• [Exercise description]:
Would you copy only the lines below, beginning with the one that contains "Give me a plain-text" and running through the last entry line?

(Part of a data file)
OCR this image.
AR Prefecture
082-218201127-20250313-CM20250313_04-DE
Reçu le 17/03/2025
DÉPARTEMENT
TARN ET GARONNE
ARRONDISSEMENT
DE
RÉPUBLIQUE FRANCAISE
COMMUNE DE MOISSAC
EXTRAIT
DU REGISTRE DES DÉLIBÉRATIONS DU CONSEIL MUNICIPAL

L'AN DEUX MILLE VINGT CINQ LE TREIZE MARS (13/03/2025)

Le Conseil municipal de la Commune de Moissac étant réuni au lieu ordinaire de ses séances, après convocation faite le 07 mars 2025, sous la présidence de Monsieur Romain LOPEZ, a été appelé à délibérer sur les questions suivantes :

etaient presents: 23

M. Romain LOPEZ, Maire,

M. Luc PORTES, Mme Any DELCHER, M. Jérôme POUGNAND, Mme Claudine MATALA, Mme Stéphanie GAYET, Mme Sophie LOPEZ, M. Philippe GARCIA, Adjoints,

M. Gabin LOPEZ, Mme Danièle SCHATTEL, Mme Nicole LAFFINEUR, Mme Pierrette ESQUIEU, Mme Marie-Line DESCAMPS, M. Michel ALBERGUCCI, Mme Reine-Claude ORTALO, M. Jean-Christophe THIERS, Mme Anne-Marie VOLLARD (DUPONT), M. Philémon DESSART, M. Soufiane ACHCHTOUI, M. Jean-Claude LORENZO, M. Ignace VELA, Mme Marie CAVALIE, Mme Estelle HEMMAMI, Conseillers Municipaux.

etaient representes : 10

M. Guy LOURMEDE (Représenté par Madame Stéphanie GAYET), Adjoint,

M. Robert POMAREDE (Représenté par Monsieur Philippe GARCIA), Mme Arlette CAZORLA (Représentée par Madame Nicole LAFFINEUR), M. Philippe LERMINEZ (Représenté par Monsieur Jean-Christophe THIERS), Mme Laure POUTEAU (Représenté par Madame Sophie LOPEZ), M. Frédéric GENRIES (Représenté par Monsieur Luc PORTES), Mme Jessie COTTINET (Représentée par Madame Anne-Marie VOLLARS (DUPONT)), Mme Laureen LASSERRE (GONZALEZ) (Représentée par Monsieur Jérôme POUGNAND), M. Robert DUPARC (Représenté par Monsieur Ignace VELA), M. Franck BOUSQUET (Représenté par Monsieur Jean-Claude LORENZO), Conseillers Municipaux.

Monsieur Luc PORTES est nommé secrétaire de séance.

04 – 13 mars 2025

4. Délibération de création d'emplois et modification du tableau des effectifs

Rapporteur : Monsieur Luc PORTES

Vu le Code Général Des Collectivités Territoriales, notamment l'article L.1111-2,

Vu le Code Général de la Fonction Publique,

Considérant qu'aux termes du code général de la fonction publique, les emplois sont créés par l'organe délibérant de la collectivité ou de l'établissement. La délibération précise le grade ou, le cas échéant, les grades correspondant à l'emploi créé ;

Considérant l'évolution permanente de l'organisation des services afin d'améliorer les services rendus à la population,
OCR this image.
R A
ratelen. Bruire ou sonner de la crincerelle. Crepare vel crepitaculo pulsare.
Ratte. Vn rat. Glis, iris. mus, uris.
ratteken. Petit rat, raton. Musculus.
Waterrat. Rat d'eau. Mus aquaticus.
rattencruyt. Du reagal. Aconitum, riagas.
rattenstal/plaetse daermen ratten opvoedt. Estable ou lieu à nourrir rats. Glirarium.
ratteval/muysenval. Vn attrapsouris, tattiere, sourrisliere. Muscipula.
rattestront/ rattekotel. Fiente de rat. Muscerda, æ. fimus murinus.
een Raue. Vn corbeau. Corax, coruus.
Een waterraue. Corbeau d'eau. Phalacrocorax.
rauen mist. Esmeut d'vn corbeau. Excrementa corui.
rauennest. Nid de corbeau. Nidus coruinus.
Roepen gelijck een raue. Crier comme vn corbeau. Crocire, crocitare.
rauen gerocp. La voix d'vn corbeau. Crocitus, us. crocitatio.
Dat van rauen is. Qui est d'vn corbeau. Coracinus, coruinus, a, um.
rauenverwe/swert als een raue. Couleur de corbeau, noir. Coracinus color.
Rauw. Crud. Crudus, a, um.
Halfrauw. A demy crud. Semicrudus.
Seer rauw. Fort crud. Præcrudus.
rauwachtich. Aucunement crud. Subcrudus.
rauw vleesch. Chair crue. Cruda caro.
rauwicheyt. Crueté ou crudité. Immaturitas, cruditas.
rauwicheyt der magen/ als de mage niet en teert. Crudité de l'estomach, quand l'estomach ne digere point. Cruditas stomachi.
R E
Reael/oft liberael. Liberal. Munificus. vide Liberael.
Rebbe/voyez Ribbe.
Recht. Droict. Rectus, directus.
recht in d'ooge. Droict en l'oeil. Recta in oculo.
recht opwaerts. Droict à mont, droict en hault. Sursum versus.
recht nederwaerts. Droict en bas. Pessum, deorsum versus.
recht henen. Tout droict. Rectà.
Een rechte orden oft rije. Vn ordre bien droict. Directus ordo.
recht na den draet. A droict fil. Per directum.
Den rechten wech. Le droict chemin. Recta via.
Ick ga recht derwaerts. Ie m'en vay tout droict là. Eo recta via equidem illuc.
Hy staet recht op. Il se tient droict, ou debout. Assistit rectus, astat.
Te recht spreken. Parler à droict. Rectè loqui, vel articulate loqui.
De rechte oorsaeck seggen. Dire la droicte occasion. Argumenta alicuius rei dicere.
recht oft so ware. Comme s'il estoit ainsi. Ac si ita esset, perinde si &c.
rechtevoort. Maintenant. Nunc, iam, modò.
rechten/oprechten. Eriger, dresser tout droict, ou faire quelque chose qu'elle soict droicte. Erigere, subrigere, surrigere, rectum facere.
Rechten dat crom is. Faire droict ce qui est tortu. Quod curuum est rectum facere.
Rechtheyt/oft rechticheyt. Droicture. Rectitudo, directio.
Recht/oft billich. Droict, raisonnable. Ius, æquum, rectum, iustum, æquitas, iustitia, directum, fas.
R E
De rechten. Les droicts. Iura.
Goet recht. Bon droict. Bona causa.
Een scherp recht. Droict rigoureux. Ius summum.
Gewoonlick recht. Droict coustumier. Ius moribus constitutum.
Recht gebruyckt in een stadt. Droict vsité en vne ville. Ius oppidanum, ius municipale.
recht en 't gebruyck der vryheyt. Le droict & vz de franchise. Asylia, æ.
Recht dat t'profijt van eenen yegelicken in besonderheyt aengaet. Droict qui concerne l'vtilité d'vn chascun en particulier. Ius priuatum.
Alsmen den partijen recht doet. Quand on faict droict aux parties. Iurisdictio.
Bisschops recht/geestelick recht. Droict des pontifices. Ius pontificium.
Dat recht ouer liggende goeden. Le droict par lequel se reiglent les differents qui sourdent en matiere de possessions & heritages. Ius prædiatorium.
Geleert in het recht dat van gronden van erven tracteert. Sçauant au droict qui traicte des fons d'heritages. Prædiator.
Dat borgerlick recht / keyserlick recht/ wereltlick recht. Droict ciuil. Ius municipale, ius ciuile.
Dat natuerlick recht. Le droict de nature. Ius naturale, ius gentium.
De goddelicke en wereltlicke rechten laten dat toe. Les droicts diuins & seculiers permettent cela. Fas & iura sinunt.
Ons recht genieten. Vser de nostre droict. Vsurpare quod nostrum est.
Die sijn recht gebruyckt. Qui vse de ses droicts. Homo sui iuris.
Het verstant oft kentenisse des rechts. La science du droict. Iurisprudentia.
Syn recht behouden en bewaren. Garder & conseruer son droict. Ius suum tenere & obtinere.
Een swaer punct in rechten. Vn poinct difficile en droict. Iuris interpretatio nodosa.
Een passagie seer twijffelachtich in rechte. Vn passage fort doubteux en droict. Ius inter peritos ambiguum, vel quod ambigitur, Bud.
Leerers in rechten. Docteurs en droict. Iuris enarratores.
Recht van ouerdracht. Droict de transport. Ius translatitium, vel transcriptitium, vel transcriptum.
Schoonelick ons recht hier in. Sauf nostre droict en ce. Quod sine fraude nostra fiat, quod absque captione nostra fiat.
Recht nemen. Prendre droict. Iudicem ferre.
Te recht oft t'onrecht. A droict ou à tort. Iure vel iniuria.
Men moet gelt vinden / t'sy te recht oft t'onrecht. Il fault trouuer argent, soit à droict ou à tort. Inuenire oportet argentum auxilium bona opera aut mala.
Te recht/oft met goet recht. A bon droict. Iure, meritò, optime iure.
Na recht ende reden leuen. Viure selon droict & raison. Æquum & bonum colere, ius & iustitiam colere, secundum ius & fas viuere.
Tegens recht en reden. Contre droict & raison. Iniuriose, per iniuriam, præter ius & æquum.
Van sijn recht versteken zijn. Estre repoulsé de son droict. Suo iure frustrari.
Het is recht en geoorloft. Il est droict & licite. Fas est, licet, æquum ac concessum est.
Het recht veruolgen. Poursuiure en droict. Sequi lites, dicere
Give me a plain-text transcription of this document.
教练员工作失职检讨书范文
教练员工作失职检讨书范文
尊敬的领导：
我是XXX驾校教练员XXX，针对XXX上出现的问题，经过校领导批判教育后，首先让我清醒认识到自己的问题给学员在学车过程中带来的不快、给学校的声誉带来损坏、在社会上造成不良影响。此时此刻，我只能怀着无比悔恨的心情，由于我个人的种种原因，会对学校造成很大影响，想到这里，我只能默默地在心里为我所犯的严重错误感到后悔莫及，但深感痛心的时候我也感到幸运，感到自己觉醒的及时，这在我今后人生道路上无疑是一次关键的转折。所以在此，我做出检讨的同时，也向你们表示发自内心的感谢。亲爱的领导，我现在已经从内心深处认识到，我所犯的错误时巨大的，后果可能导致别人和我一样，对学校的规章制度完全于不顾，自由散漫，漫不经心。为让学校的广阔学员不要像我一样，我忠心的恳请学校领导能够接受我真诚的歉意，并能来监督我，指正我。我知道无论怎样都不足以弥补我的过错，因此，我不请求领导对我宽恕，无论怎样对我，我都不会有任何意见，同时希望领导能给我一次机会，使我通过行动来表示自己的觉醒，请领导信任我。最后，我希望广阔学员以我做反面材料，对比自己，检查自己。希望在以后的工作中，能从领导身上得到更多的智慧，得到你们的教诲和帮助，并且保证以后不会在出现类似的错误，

• [Task answer]:
Give me a plain-text transcription of this document.
教练员工作失职检讨书范文
教练员工作失职检讨书范文
尊敬的领导：
我是XXX驾校教练员XXX，针对XXX上出现的问题，经过校领导批判教育后，首先让我清醒认识到自己的问题给学员在学车过程中带来的不快、给学校的声誉带来损坏、在社会上造成不良影响。此时此刻，我只能怀着无比悔恨的心情，由于我个人的种种原因，会对学校造成很大影响，想到这里，我只能默默地在心里为我所犯的严重错误感到后悔莫及，但深感痛心的时候我也感到幸运，感到自己觉醒的及时，这在我今后人生道路上无疑是一次关键的转折。所以在此，我做出检讨的同时，也向你们表示发自内心的感谢。亲爱的领导，我现在已经从内心深处认识到，我所犯的错误时巨大的，后果可能导致别人和我一样，对学校的规章制度完全于不顾，自由散漫，漫不经心。为让学校的广阔学员不要像我一样，我忠心的恳请学校领导能够接受我真诚的歉意，并能来监督我，指正我。我知道无论怎样都不足以弥补我的过错，因此，我不请求领导对我宽恕，无论怎样对我，我都不会有任何意见，同时希望领导能给我一次机会，使我通过行动来表示自己的觉醒，请领导信任我。最后，我希望广阔学员以我做反面材料，对比自己，检查自己。希望在以后的工作中，能从领导身上得到更多的智慧，得到你们的教诲和帮助，并且保证以后不会在出现类似的错误，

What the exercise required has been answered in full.